#### Short exercise
What number of lines hold the word "JSON"? State that number and nothing besides.

Dataset records:
------
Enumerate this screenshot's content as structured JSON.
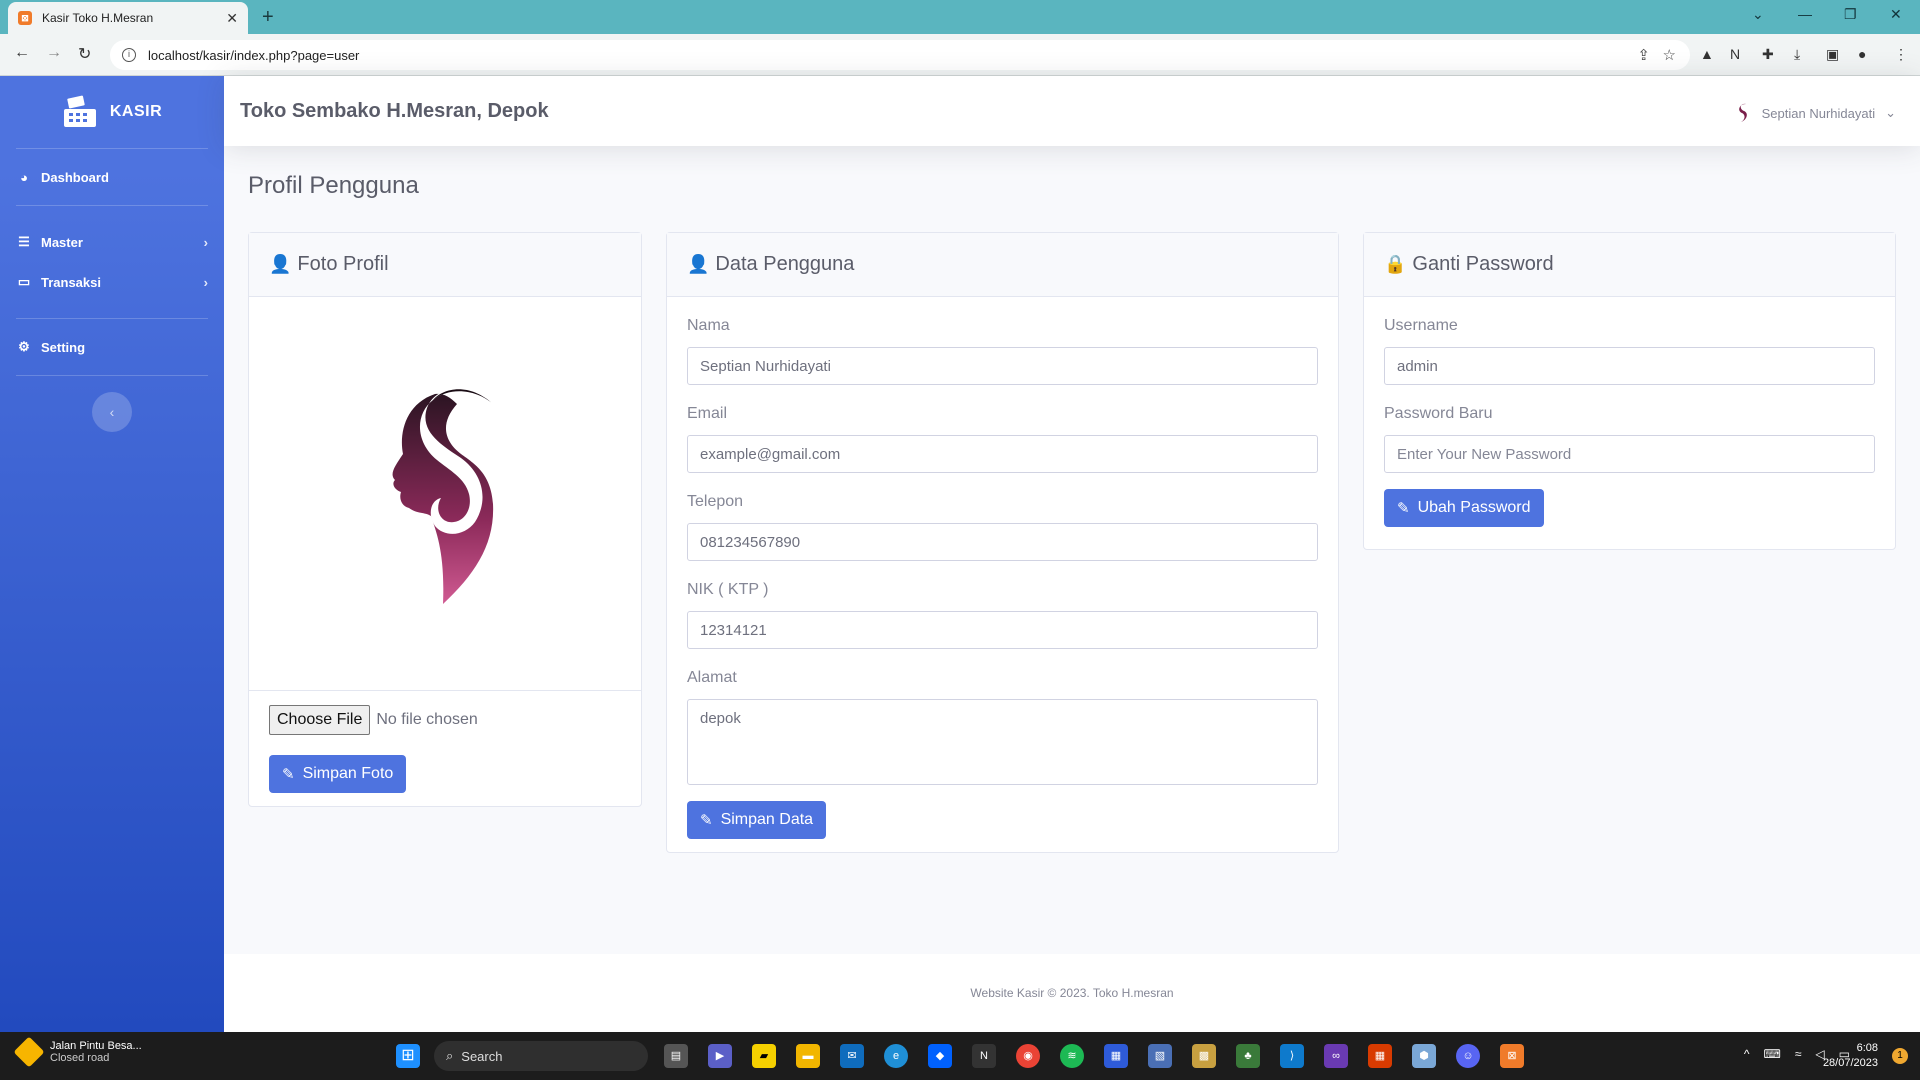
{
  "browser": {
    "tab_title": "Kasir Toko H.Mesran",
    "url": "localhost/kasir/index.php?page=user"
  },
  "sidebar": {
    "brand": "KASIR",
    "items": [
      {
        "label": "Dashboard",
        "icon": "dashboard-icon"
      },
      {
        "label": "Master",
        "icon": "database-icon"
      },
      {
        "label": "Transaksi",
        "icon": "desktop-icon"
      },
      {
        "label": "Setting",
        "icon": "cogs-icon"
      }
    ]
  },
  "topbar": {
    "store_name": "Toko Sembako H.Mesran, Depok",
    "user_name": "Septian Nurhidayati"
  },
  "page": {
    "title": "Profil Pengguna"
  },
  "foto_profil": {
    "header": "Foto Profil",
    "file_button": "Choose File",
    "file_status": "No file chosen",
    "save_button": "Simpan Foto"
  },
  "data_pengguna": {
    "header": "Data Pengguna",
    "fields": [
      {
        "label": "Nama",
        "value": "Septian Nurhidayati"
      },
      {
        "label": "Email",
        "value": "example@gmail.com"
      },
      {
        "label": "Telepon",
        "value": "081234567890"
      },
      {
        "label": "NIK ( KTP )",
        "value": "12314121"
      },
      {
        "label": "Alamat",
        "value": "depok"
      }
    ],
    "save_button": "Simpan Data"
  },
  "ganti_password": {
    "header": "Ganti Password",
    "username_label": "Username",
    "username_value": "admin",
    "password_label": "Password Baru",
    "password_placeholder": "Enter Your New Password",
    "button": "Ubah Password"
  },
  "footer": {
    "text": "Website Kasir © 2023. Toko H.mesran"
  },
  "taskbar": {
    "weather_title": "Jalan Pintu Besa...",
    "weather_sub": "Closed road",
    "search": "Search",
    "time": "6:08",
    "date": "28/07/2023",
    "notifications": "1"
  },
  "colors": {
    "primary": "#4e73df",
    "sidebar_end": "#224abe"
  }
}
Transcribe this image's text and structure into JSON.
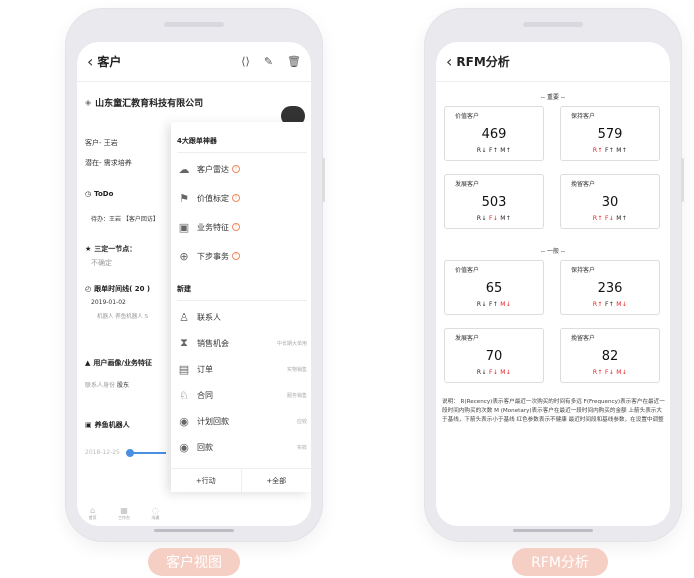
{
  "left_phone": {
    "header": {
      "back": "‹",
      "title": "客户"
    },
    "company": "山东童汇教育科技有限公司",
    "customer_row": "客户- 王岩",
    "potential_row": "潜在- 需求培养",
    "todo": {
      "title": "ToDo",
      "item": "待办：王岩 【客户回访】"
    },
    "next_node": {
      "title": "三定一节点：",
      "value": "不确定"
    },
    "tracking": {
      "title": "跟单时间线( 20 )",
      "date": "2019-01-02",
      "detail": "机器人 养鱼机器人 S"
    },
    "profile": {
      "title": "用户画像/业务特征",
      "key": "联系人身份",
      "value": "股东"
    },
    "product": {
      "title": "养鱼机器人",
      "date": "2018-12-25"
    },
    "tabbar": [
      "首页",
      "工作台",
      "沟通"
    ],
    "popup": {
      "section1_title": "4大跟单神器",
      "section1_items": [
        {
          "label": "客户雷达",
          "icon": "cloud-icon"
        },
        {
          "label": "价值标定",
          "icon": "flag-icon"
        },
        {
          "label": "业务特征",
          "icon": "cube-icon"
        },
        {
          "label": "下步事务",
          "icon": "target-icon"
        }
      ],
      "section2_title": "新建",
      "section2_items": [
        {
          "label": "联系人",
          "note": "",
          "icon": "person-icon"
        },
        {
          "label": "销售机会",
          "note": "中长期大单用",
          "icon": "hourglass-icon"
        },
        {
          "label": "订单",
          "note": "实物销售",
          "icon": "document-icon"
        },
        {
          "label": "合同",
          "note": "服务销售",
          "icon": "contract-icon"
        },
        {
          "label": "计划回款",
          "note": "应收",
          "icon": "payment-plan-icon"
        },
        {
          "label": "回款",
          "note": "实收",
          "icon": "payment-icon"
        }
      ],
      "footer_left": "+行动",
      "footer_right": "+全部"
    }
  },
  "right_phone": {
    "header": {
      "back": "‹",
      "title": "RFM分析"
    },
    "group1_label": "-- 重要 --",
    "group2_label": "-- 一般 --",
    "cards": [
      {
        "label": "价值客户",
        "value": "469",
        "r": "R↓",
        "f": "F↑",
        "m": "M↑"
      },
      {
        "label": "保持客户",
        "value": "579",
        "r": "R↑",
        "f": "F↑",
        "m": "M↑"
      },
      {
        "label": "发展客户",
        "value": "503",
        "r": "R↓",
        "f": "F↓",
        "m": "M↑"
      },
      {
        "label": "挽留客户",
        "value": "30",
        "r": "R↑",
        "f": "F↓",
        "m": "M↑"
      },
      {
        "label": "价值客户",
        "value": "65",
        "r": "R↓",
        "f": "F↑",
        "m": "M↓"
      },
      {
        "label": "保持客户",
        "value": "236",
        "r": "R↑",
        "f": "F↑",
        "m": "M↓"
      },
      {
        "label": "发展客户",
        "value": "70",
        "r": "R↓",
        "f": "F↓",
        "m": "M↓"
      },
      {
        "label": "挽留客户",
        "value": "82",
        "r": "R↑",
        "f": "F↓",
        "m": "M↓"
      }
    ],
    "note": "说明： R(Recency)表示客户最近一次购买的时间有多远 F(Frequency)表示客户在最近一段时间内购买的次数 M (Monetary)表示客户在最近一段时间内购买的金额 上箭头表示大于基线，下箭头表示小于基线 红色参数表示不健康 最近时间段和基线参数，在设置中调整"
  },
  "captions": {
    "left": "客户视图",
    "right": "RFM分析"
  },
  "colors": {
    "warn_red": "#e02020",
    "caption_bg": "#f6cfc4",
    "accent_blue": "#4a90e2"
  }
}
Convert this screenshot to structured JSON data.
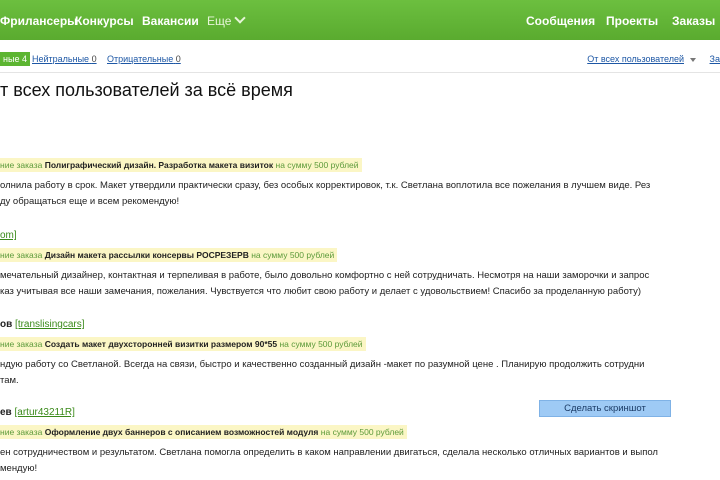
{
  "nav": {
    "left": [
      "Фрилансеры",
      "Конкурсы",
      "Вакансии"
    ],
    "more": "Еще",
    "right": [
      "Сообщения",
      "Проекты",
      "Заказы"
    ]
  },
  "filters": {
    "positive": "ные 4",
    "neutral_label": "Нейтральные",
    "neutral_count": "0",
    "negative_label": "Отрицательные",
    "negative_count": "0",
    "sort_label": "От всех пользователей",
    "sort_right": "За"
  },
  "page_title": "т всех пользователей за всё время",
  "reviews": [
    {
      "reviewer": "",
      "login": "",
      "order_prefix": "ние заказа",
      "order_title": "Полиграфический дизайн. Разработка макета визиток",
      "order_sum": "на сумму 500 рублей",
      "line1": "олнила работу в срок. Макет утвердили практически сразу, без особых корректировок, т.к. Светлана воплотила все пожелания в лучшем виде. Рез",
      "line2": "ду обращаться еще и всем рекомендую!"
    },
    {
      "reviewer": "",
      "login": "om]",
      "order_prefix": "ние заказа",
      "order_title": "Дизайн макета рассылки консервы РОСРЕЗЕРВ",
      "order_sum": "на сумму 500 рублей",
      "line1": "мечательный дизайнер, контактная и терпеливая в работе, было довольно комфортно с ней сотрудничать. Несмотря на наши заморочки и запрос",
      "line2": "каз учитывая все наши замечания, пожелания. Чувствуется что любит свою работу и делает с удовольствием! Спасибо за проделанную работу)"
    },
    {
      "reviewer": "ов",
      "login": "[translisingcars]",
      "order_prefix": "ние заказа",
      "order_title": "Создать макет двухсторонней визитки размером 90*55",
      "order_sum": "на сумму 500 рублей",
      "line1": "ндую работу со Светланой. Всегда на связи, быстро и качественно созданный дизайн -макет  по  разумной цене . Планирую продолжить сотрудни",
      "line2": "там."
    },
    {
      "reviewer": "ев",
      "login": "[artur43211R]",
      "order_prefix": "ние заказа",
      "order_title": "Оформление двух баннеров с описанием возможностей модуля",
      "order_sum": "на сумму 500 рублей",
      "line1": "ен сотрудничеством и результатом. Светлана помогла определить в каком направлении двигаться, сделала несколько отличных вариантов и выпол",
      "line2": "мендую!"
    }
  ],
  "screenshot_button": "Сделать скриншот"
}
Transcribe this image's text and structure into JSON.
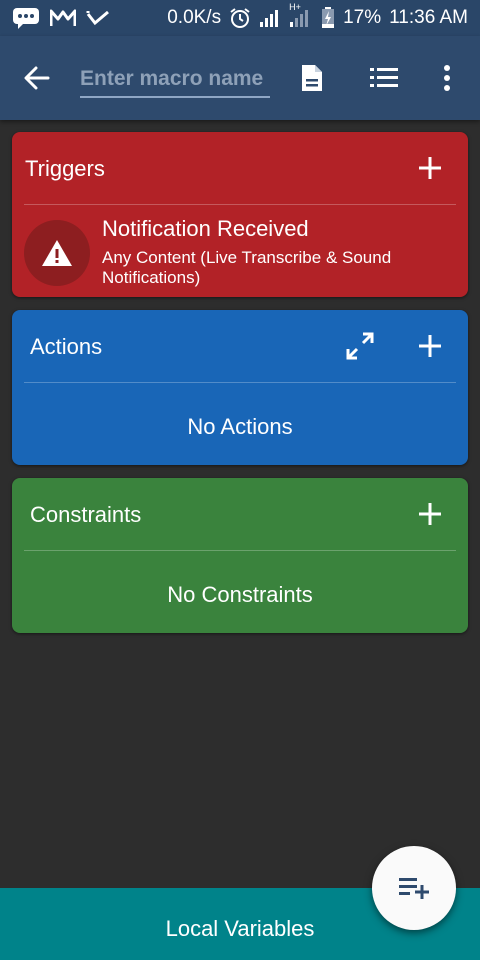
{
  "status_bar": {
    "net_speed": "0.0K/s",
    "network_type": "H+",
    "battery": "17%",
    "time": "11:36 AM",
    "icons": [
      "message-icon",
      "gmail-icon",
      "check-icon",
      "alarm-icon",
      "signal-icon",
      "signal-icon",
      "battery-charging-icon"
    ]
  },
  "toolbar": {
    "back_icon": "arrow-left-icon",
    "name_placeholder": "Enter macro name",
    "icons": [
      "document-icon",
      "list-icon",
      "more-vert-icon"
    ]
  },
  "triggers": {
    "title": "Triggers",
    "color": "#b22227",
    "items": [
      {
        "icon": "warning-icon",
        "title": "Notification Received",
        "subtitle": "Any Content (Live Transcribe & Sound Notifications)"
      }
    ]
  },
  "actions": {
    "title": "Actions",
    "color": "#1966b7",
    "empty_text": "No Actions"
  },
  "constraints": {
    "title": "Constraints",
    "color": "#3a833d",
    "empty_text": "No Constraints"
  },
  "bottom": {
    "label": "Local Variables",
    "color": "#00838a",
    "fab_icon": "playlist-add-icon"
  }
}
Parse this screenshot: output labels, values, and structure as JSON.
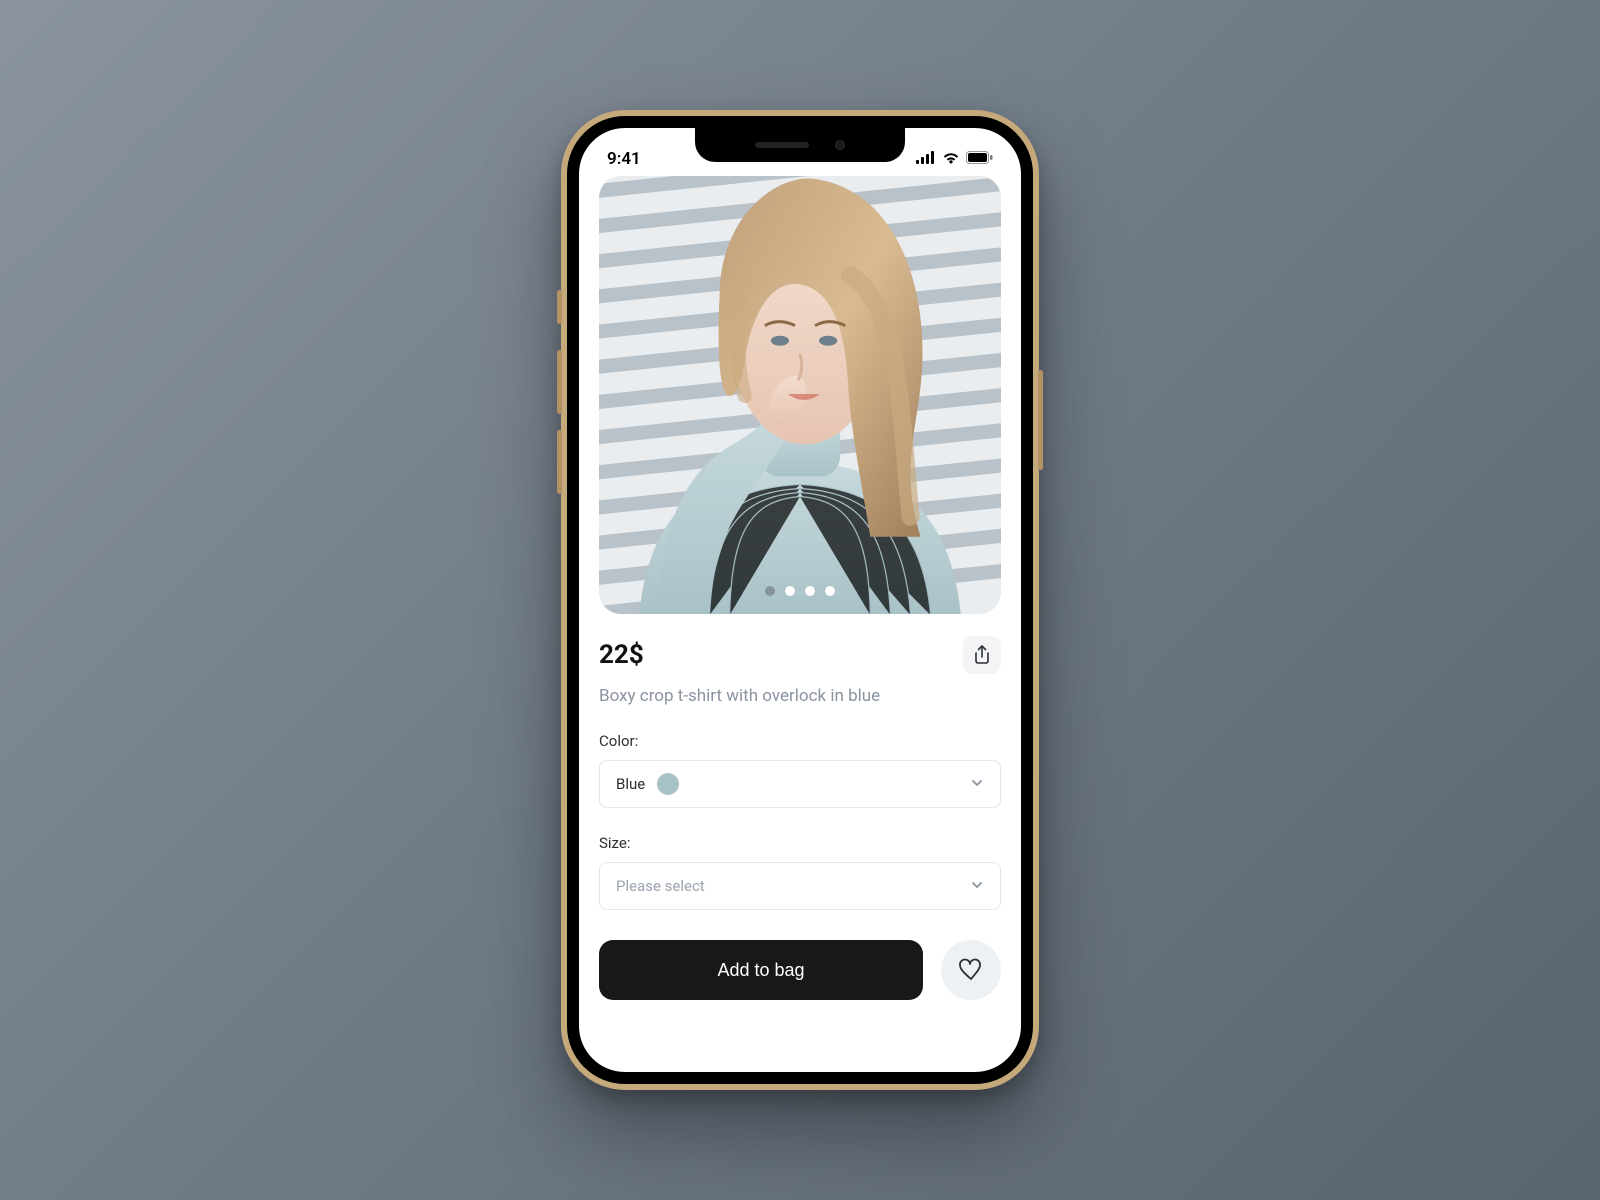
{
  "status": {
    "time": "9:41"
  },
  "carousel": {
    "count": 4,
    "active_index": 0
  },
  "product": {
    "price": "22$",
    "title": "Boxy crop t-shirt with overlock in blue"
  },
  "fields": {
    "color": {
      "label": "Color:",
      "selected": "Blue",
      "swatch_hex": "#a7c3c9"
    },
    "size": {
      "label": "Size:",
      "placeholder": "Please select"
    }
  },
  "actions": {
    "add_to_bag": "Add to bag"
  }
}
------
#### Correct output
5